▶ **Request**
Please restate the following records word for word.

▶ **Supplied data**
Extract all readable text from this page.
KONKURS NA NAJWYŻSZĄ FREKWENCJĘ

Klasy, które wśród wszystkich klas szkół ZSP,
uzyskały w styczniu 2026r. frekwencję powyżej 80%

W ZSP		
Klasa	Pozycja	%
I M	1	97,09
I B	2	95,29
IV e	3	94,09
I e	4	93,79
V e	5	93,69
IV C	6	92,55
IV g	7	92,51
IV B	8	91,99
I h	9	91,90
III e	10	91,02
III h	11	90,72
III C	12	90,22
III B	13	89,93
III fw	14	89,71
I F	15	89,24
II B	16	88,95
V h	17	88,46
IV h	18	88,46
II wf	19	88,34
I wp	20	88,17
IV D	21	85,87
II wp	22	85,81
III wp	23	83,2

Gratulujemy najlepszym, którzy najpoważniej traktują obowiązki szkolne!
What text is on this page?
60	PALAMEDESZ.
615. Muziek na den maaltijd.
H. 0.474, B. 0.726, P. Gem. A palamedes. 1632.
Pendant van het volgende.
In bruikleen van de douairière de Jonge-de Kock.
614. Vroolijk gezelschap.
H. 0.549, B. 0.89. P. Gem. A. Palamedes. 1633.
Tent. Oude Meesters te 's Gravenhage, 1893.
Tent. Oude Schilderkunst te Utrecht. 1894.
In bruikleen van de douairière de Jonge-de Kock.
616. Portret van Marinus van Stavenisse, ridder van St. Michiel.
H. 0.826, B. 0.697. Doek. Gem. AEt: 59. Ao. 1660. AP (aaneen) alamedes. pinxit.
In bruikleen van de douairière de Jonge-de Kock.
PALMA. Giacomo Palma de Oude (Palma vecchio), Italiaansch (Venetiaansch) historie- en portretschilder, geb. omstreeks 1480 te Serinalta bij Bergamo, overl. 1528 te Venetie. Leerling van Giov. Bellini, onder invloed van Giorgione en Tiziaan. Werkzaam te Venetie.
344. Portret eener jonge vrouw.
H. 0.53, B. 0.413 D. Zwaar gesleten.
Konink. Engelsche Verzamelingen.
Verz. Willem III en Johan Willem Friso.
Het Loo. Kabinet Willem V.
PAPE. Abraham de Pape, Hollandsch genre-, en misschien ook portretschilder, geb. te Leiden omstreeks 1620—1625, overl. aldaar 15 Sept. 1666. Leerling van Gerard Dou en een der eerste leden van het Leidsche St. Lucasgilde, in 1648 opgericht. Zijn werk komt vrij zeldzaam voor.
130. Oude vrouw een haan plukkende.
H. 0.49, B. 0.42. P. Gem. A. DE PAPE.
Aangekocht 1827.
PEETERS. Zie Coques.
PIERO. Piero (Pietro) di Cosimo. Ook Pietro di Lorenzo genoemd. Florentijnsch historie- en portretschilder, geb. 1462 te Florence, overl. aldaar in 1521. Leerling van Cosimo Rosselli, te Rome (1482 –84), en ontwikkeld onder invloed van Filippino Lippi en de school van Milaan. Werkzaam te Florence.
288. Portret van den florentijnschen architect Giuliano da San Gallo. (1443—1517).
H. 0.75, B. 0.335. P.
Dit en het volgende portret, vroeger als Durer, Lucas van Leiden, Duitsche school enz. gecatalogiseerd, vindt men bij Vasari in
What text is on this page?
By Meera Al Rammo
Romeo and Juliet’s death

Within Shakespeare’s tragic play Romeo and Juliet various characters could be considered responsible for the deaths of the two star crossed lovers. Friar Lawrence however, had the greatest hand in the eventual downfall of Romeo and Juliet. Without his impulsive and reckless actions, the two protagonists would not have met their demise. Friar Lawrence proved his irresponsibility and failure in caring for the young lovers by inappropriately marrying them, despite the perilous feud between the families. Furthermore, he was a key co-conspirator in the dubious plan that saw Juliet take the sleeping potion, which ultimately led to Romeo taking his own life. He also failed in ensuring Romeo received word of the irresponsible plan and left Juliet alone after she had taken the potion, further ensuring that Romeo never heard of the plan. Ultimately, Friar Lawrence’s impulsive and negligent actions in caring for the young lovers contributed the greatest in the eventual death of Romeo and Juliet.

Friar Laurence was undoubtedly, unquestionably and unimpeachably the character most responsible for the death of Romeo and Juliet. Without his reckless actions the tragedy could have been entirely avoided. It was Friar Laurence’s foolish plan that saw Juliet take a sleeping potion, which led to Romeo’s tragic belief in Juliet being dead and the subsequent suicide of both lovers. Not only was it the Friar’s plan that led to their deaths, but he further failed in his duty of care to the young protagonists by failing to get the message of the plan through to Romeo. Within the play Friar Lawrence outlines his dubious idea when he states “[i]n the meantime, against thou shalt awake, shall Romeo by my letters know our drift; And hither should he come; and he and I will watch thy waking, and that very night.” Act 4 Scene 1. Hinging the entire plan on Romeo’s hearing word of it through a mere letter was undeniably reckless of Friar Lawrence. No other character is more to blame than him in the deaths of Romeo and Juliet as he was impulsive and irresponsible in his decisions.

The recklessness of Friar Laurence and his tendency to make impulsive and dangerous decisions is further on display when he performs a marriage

▶ **Result**
Extract all readable text from this page.
KONKURS NA NAJWYŻSZĄ FREKWENCJĘ

Klasy, które wśród wszystkich klas szkół ZSP,
uzyskały w styczniu 2026r. frekwencję powyżej 80%

W ZSP		
Klasa	Pozycja	%
I M	1	97,09
I B	2	95,29
IV e	3	94,09
I e	4	93,79
V e	5	93,69
IV C	6	92,55
IV g	7	92,51
IV B	8	91,99
I h	9	91,90
III e	10	91,02
III h	11	90,72
III C	12	90,22
III B	13	89,93
III fw	14	89,71
I F	15	89,24
II B	16	88,95
V h	17	88,46
IV h	18	88,46
II wf	19	88,34
I wp	20	88,17
IV D	21	85,87
II wp	22	85,81
III wp	23	83,2

Gratulujemy najlepszym, którzy najpoważniej traktują obowiązki szkolne!
What text is on this page?
60	PALAMEDESZ.
615. Muziek na den maaltijd.
H. 0.474, B. 0.726, P. Gem. A palamedes. 1632.
Pendant van het volgende.
In bruikleen van de douairière de Jonge-de Kock.
614. Vroolijk gezelschap.
H. 0.549, B. 0.89. P. Gem. A. Palamedes. 1633.
Tent. Oude Meesters te 's Gravenhage, 1893.
Tent. Oude Schilderkunst te Utrecht. 1894.
In bruikleen van de douairière de Jonge-de Kock.
616. Portret van Marinus van Stavenisse, ridder van St. Michiel.
H. 0.826, B. 0.697. Doek. Gem. AEt: 59. Ao. 1660. AP (aaneen) alamedes. pinxit.
In bruikleen van de douairière de Jonge-de Kock.
PALMA. Giacomo Palma de Oude (Palma vecchio), Italiaansch (Venetiaansch) historie- en portretschilder, geb. omstreeks 1480 te Serinalta bij Bergamo, overl. 1528 te Venetie. Leerling van Giov. Bellini, onder invloed van Giorgione en Tiziaan. Werkzaam te Venetie.
344. Portret eener jonge vrouw.
H. 0.53, B. 0.413 D. Zwaar gesleten.
Konink. Engelsche Verzamelingen.
Verz. Willem III en Johan Willem Friso.
Het Loo. Kabinet Willem V.
PAPE. Abraham de Pape, Hollandsch genre-, en misschien ook portretschilder, geb. te Leiden omstreeks 1620—1625, overl. aldaar 15 Sept. 1666. Leerling van Gerard Dou en een der eerste leden van het Leidsche St. Lucasgilde, in 1648 opgericht. Zijn werk komt vrij zeldzaam voor.
130. Oude vrouw een haan plukkende.
H. 0.49, B. 0.42. P. Gem. A. DE PAPE.
Aangekocht 1827.
PEETERS. Zie Coques.
PIERO. Piero (Pietro) di Cosimo. Ook Pietro di Lorenzo genoemd. Florentijnsch historie- en portretschilder, geb. 1462 te Florence, overl. aldaar in 1521. Leerling van Cosimo Rosselli, te Rome (1482 –84), en ontwikkeld onder invloed van Filippino Lippi en de school van Milaan. Werkzaam te Florence.
288. Portret van den florentijnschen architect Giuliano da San Gallo. (1443—1517).
H. 0.75, B. 0.335. P.
Dit en het volgende portret, vroeger als Durer, Lucas van Leiden, Duitsche school enz. gecatalogiseerd, vindt men bij Vasari in
What text is on this page?
By Meera Al Rammo
Romeo and Juliet’s death

Within Shakespeare’s tragic play Romeo and Juliet various characters could be considered responsible for the deaths of the two star crossed lovers. Friar Lawrence however, had the greatest hand in the eventual downfall of Romeo and Juliet. Without his impulsive and reckless actions, the two protagonists would not have met their demise. Friar Lawrence proved his irresponsibility and failure in caring for the young lovers by inappropriately marrying them, despite the perilous feud between the families. Furthermore, he was a key co-conspirator in the dubious plan that saw Juliet take the sleeping potion, which ultimately led to Romeo taking his own life. He also failed in ensuring Romeo received word of the irresponsible plan and left Juliet alone after she had taken the potion, further ensuring that Romeo never heard of the plan. Ultimately, Friar Lawrence’s impulsive and negligent actions in caring for the young lovers contributed the greatest in the eventual death of Romeo and Juliet.

Friar Laurence was undoubtedly, unquestionably and unimpeachably the character most responsible for the death of Romeo and Juliet. Without his reckless actions the tragedy could have been entirely avoided. It was Friar Laurence’s foolish plan that saw Juliet take a sleeping potion, which led to Romeo’s tragic belief in Juliet being dead and the subsequent suicide of both lovers. Not only was it the Friar’s plan that led to their deaths, but he further failed in his duty of care to the young protagonists by failing to get the message of the plan through to Romeo. Within the play Friar Lawrence outlines his dubious idea when he states “[i]n the meantime, against thou shalt awake, shall Romeo by my letters know our drift; And hither should he come; and he and I will watch thy waking, and that very night.” Act 4 Scene 1. Hinging the entire plan on Romeo’s hearing word of it through a mere letter was undeniably reckless of Friar Lawrence. No other character is more to blame than him in the deaths of Romeo and Juliet as he was impulsive and irresponsible in his decisions.

The recklessness of Friar Laurence and his tendency to make impulsive and dangerous decisions is further on display when he performs a marriage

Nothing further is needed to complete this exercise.